Records that describe figures:
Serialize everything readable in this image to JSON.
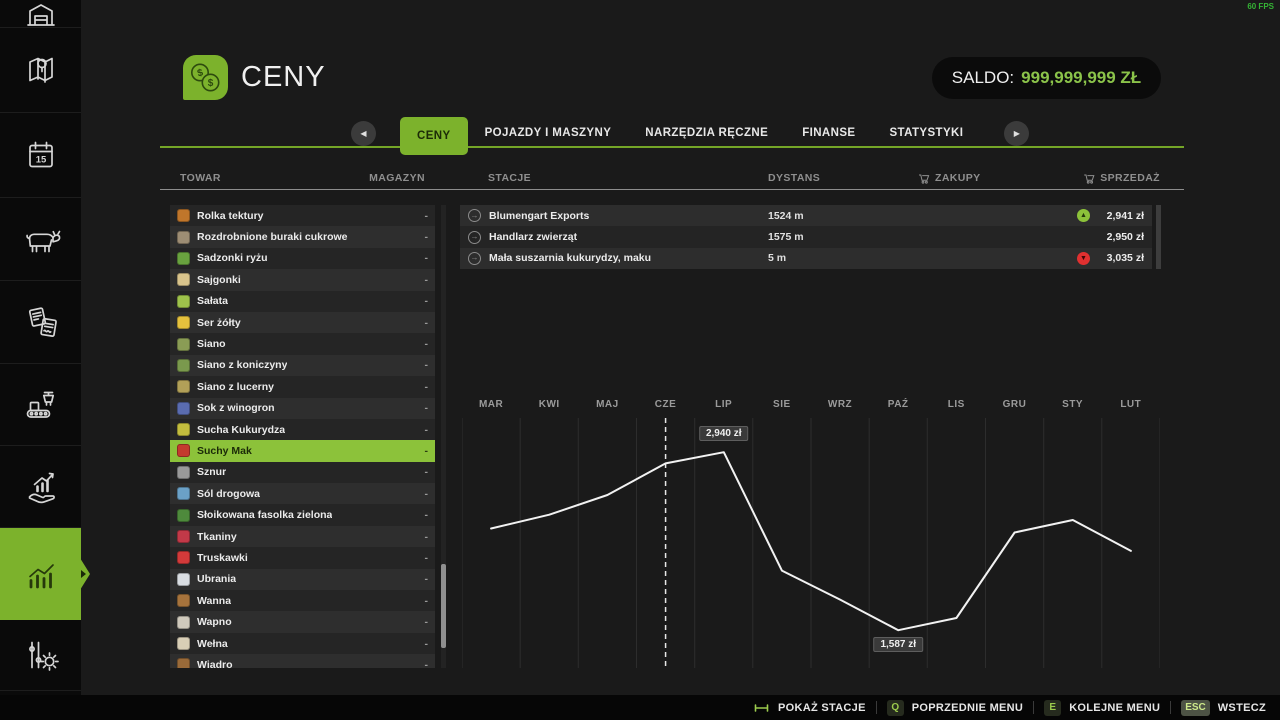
{
  "fps": "60 FPS",
  "accent": "#7cb22c",
  "header": {
    "title": "CENY",
    "icon": "prices-coins-icon"
  },
  "saldo": {
    "label": "SALDO:",
    "value": "999,999,999 ZŁ",
    "value_color": "#8bc34a"
  },
  "tabs": {
    "items": [
      {
        "label": "CENY",
        "active": true
      },
      {
        "label": "POJAZDY I MASZYNY",
        "active": false
      },
      {
        "label": "NARZĘDZIA RĘCZNE",
        "active": false
      },
      {
        "label": "FINANSE",
        "active": false
      },
      {
        "label": "STATYSTYKI",
        "active": false
      }
    ]
  },
  "columns": {
    "towar": "TOWAR",
    "magazyn": "MAGAZYN",
    "stacje": "STACJE",
    "dystans": "DYSTANS",
    "zakupy": "ZAKUPY",
    "sprzedaz": "SPRZEDAŻ"
  },
  "products": [
    {
      "name": "Rolka tektury",
      "storage": "-",
      "icon": "cardboard-roll-icon",
      "color": "#c0762b",
      "selected": false
    },
    {
      "name": "Rozdrobnione buraki cukrowe",
      "storage": "-",
      "icon": "chopped-sugar-beet-icon",
      "color": "#9d8d74",
      "selected": false
    },
    {
      "name": "Sadzonki ryżu",
      "storage": "-",
      "icon": "rice-seedlings-icon",
      "color": "#69a23f",
      "selected": false
    },
    {
      "name": "Sajgonki",
      "storage": "-",
      "icon": "spring-rolls-icon",
      "color": "#d9c48c",
      "selected": false
    },
    {
      "name": "Sałata",
      "storage": "-",
      "icon": "lettuce-icon",
      "color": "#9ec24b",
      "selected": false
    },
    {
      "name": "Ser żółty",
      "storage": "-",
      "icon": "cheese-icon",
      "color": "#e5c13d",
      "selected": false
    },
    {
      "name": "Siano",
      "storage": "-",
      "icon": "hay-icon",
      "color": "#8a9c55",
      "selected": false
    },
    {
      "name": "Siano z koniczyny",
      "storage": "-",
      "icon": "clover-hay-icon",
      "color": "#7a994d",
      "selected": false
    },
    {
      "name": "Siano z lucerny",
      "storage": "-",
      "icon": "alfalfa-hay-icon",
      "color": "#b2a058",
      "selected": false
    },
    {
      "name": "Sok z winogron",
      "storage": "-",
      "icon": "grape-juice-icon",
      "color": "#5a6cb0",
      "selected": false
    },
    {
      "name": "Sucha Kukurydza",
      "storage": "-",
      "icon": "dry-corn-icon",
      "color": "#c3bd3e",
      "selected": false
    },
    {
      "name": "Suchy Mak",
      "storage": "-",
      "icon": "dry-poppy-icon",
      "color": "#c43a2e",
      "selected": true
    },
    {
      "name": "Sznur",
      "storage": "-",
      "icon": "twine-icon",
      "color": "#9a9a9a",
      "selected": false
    },
    {
      "name": "Sól drogowa",
      "storage": "-",
      "icon": "road-salt-icon",
      "color": "#6ba1c7",
      "selected": false
    },
    {
      "name": "Słoikowana fasolka zielona",
      "storage": "-",
      "icon": "jarred-green-beans-icon",
      "color": "#4e8a3c",
      "selected": false
    },
    {
      "name": "Tkaniny",
      "storage": "-",
      "icon": "fabric-icon",
      "color": "#c23948",
      "selected": false
    },
    {
      "name": "Truskawki",
      "storage": "-",
      "icon": "strawberries-icon",
      "color": "#d23a3a",
      "selected": false
    },
    {
      "name": "Ubrania",
      "storage": "-",
      "icon": "clothes-icon",
      "color": "#d9dde2",
      "selected": false
    },
    {
      "name": "Wanna",
      "storage": "-",
      "icon": "bathtub-icon",
      "color": "#a6733c",
      "selected": false
    },
    {
      "name": "Wapno",
      "storage": "-",
      "icon": "lime-icon",
      "color": "#cfc9bc",
      "selected": false
    },
    {
      "name": "Wełna",
      "storage": "-",
      "icon": "wool-icon",
      "color": "#d8ceb6",
      "selected": false
    },
    {
      "name": "Wiadro",
      "storage": "-",
      "icon": "bucket-icon",
      "color": "#996a39",
      "selected": false
    }
  ],
  "stations": [
    {
      "name": "Blumengart Exports",
      "distance": "1524 m",
      "price": "2,941 zł",
      "trend": "up"
    },
    {
      "name": "Handlarz zwierząt",
      "distance": "1575 m",
      "price": "2,950 zł",
      "trend": "none"
    },
    {
      "name": "Mała suszarnia kukurydzy, maku",
      "distance": "5 m",
      "price": "3,035 zł",
      "trend": "down"
    }
  ],
  "chart_data": {
    "type": "line",
    "x": [
      "MAR",
      "KWI",
      "MAJ",
      "CZE",
      "LIP",
      "SIE",
      "WRZ",
      "PAŹ",
      "LIS",
      "GRU",
      "STY",
      "LUT"
    ],
    "values": [
      2360,
      2465,
      2615,
      2855,
      2940,
      2040,
      1820,
      1587,
      1680,
      2330,
      2425,
      2190
    ],
    "unit": "zł",
    "ylim": [
      1300,
      3200
    ],
    "grid": "vertical",
    "line_color": "#f2f2f2",
    "current_month_index": 3,
    "annotations": [
      {
        "index": 4,
        "label": "2,940 zł",
        "placement": "above"
      },
      {
        "index": 7,
        "label": "1,587 zł",
        "placement": "below"
      }
    ]
  },
  "sidebar": {
    "items": [
      {
        "icon": "garage-icon",
        "active": false
      },
      {
        "icon": "map-icon",
        "active": false
      },
      {
        "icon": "calendar-icon",
        "badge": "15",
        "active": false
      },
      {
        "icon": "animals-icon",
        "active": false
      },
      {
        "icon": "contracts-icon",
        "active": false
      },
      {
        "icon": "production-icon",
        "active": false
      },
      {
        "icon": "sales-icon",
        "active": false
      },
      {
        "icon": "statistics-icon",
        "active": true
      },
      {
        "icon": "settings-icon",
        "active": false
      }
    ]
  },
  "footer": {
    "hints": [
      {
        "key": "space",
        "label": "POKAŻ STACJE"
      },
      {
        "key": "Q",
        "label": "POPRZEDNIE MENU"
      },
      {
        "key": "E",
        "label": "KOLEJNE MENU"
      },
      {
        "key": "ESC",
        "label": "WSTECZ"
      }
    ]
  }
}
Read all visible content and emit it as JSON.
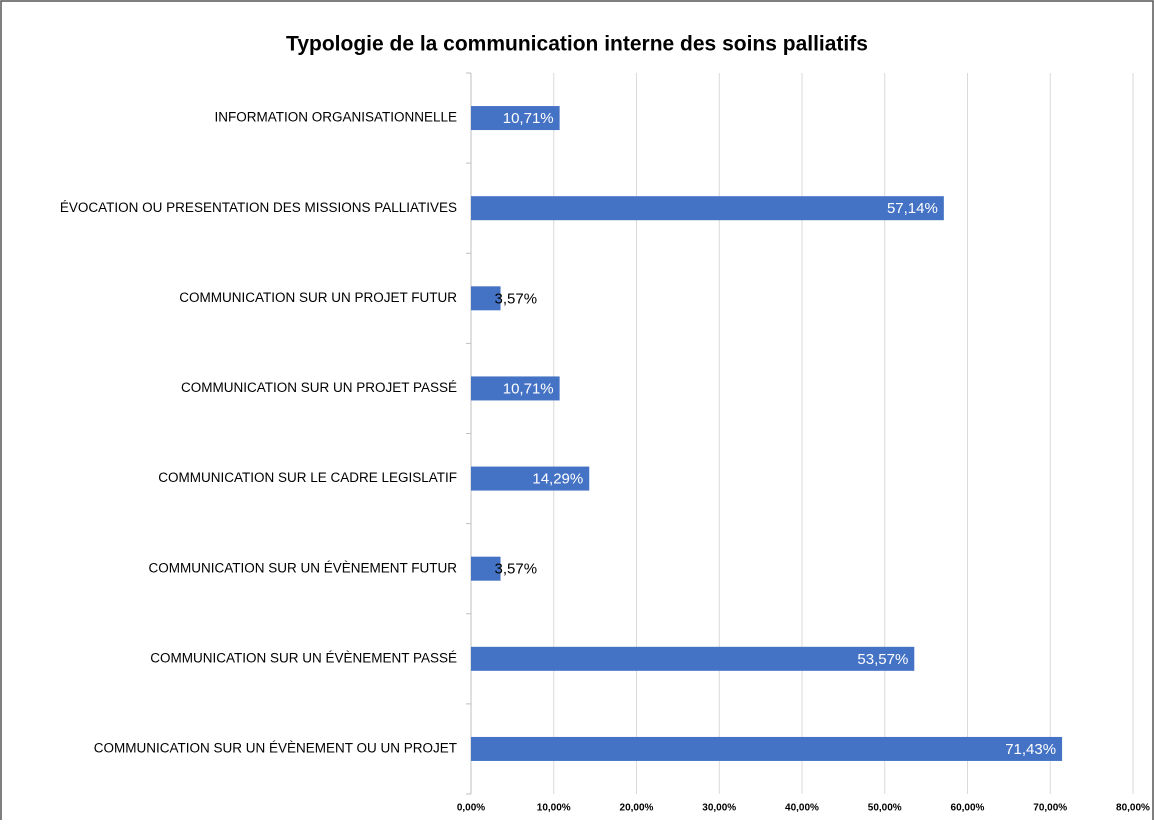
{
  "chart_data": {
    "type": "barh",
    "title": "Typologie de la communication interne des soins palliatifs",
    "categories": [
      "INFORMATION ORGANISATIONNELLE",
      "ÉVOCATION OU PRESENTATION DES MISSIONS PALLIATIVES",
      "COMMUNICATION SUR UN PROJET FUTUR",
      "COMMUNICATION SUR UN PROJET PASSÉ",
      "COMMUNICATION SUR LE CADRE LEGISLATIF",
      "COMMUNICATION SUR UN ÉVÈNEMENT FUTUR",
      "COMMUNICATION SUR UN ÉVÈNEMENT PASSÉ",
      "COMMUNICATION SUR UN ÉVÈNEMENT OU UN PROJET"
    ],
    "values": [
      10.71,
      57.14,
      3.57,
      10.71,
      14.29,
      3.57,
      53.57,
      71.43
    ],
    "value_labels": [
      "10,71%",
      "57,14%",
      "3,57%",
      "10,71%",
      "14,29%",
      "3,57%",
      "53,57%",
      "71,43%"
    ],
    "color": "#4472c4",
    "xlim": [
      0,
      80
    ],
    "xticks": [
      {
        "value": 0,
        "label": "0,00%"
      },
      {
        "value": 10,
        "label": "10,00%"
      },
      {
        "value": 20,
        "label": "20,00%"
      },
      {
        "value": 30,
        "label": "30,00%"
      },
      {
        "value": 40,
        "label": "40,00%"
      },
      {
        "value": 50,
        "label": "50,00%"
      },
      {
        "value": 60,
        "label": "60,00%"
      },
      {
        "value": 70,
        "label": "70,00%"
      },
      {
        "value": 80,
        "label": "80,00%"
      }
    ],
    "grid": true
  }
}
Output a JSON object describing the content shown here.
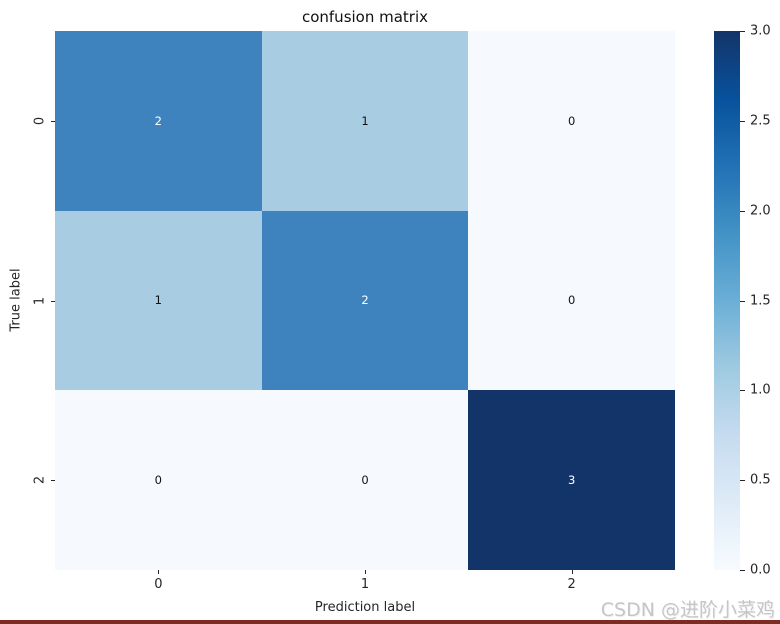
{
  "page": {
    "background": "#ffffff",
    "watermark": "CSDN @进阶小菜鸡",
    "watermark_color": "#c6c6c6",
    "bottom_bar_color": "#7e2b24"
  },
  "chart_data": {
    "type": "heatmap",
    "title": "confusion matrix",
    "xlabel": "Prediction label",
    "ylabel": "True label",
    "x_ticklabels": [
      "0",
      "1",
      "2"
    ],
    "y_ticklabels": [
      "0",
      "1",
      "2"
    ],
    "matrix": [
      [
        2,
        1,
        0
      ],
      [
        1,
        2,
        0
      ],
      [
        0,
        0,
        3
      ]
    ],
    "vmin": 0,
    "vmax": 3,
    "colormap": "Blues",
    "grid": false,
    "legend_position": "right-colorbar",
    "value_colors": {
      "0": "#f6fafe",
      "1": "#a8cde3",
      "2": "#3e83bd",
      "3": "#133469"
    },
    "value_text_colors": {
      "0": "#111111",
      "1": "#111111",
      "2": "#ffffff",
      "3": "#ffffff"
    },
    "colorbar_ticks": [
      "3.0",
      "2.5",
      "2.0",
      "1.5",
      "1.0",
      "0.5",
      "0.0"
    ],
    "colorbar_gradient_bottom_to_top": [
      "#f7fbff",
      "#deebf7",
      "#c6dbef",
      "#9ecae1",
      "#6baed6",
      "#4292c6",
      "#2171b5",
      "#08519c",
      "#133469"
    ]
  }
}
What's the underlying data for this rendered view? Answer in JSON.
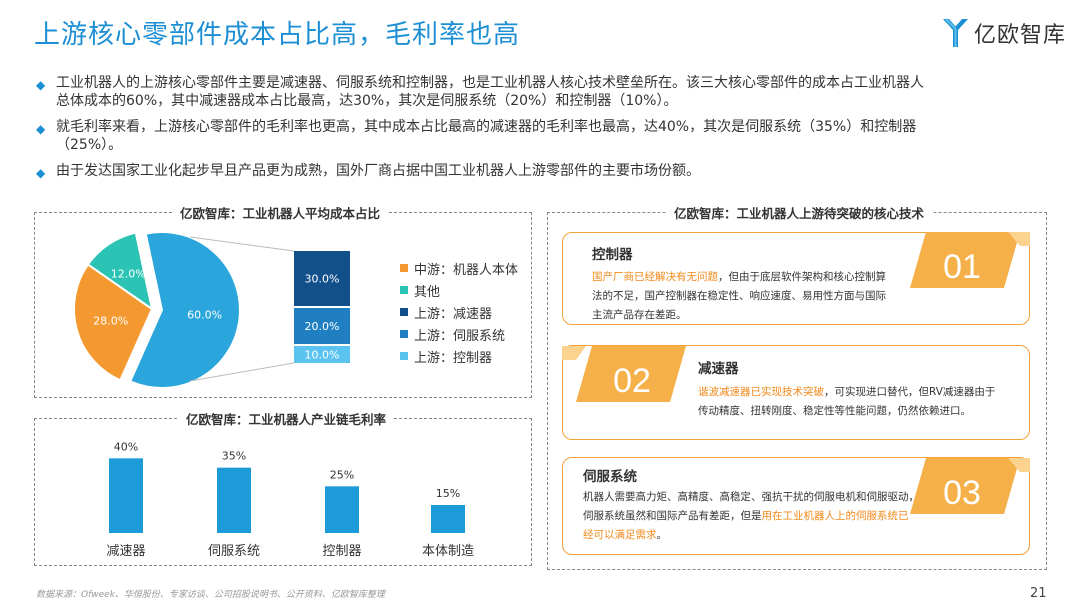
{
  "title": "上游核心零部件成本占比高，毛利率也高",
  "logo": {
    "text": "亿欧智库",
    "color": "#1c8fd4"
  },
  "bullets": [
    {
      "line1": "工业机器人的上游核心零部件主要是减速器、伺服系统和控制器，也是工业机器人核心技术壁垒所在。该三大核心零部件的成本占工业机器人",
      "line2": "总体成本的60%，其中减速器成本占比最高，达30%，其次是伺服系统（20%）和控制器（10%）。"
    },
    {
      "line1": "就毛利率来看，上游核心零部件的毛利率也更高，其中成本占比最高的减速器的毛利率也最高，达40%，其次是伺服系统（35%）和控制器",
      "line2": "（25%）。"
    },
    {
      "line1": "由于发达国家工业化起步早且产品更为成熟，国外厂商占据中国工业机器人上游零部件的主要市场份额。",
      "line2": ""
    }
  ],
  "cost_panel": {
    "title": "亿欧智库：工业机器人平均成本占比"
  },
  "margin_panel": {
    "title": "亿欧智库：工业机器人产业链毛利率"
  },
  "tech_panel": {
    "title": "亿欧智库：工业机器人上游待突破的核心技术"
  },
  "chart_data": [
    {
      "type": "pie",
      "title": "亿欧智库：工业机器人平均成本占比",
      "slices": [
        {
          "name": "上游",
          "value": 60.0,
          "label": "60.0%",
          "color": "#2aa6dc"
        },
        {
          "name": "中游：机器人本体",
          "value": 28.0,
          "label": "28.0%",
          "color": "#f4992f"
        },
        {
          "name": "其他",
          "value": 12.0,
          "label": "12.0%",
          "color": "#2bc3b3"
        }
      ],
      "breakdown": [
        {
          "name": "上游：减速器",
          "value": 30.0,
          "label": "30.0%",
          "color": "#11508b"
        },
        {
          "name": "上游：伺服系统",
          "value": 20.0,
          "label": "20.0%",
          "color": "#1f7fc1"
        },
        {
          "name": "上游：控制器",
          "value": 10.0,
          "label": "10.0%",
          "color": "#5bc3ef"
        }
      ],
      "legend": [
        {
          "label": "中游：机器人本体",
          "color": "#f4992f"
        },
        {
          "label": "其他",
          "color": "#2bc3b3"
        },
        {
          "label": "上游：减速器",
          "color": "#11508b"
        },
        {
          "label": "上游：伺服系统",
          "color": "#1f7fc1"
        },
        {
          "label": "上游：控制器",
          "color": "#5bc3ef"
        }
      ]
    },
    {
      "type": "bar",
      "title": "亿欧智库：工业机器人产业链毛利率",
      "categories": [
        "减速器",
        "伺服系统",
        "控制器",
        "本体制造"
      ],
      "values": [
        40,
        35,
        25,
        15
      ],
      "labels": [
        "40%",
        "35%",
        "25%",
        "15%"
      ],
      "color": "#1c9bd8",
      "ylim": [
        0,
        45
      ]
    }
  ],
  "cards": [
    {
      "num": "01",
      "title": "控制器",
      "hl": "国产厂商已经解决有无问题",
      "text1": "，但由于底层软件架构和核心控制算",
      "text2": "法的不足，国产控制器在稳定性、响应速度、易用性方面与国际",
      "text3": "主流产品存在差距。"
    },
    {
      "num": "02",
      "title": "减速器",
      "hl": "谐波减速器已实现技术突破",
      "text1": "，可实现进口替代，但RV减速器由于",
      "text2": "传动精度、扭转刚度、稳定性等性能问题，仍然依赖进口。",
      "text3": ""
    },
    {
      "num": "03",
      "title": "伺服系统",
      "text1": "机器人需要高力矩、高精度、高稳定、强抗干扰的伺服电机和伺服驱动，",
      "text2": "伺服系统虽然和国际产品有差距，但是",
      "hl": "用在工业机器人上的伺服系统已",
      "hl2": "经可以满足需求",
      "text3": "。"
    }
  ],
  "source": "数据来源：Ofweek、华恒股份、专家访谈、公司招股说明书、公开资料、亿欧智库整理",
  "page_number": "21"
}
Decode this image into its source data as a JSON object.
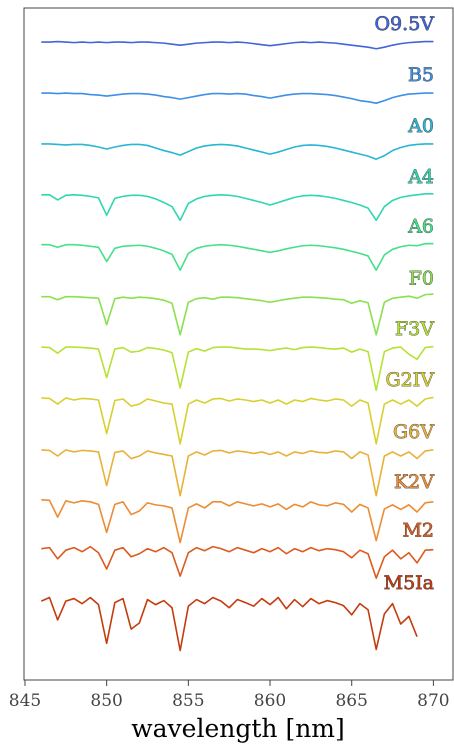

EXERCISE: Find each line in the records holding the string "ffffff" and show it.

FULL ANSWER:
    "background": "#ffffff",
      "2": "#ffffff",
      "3": "#ffffff"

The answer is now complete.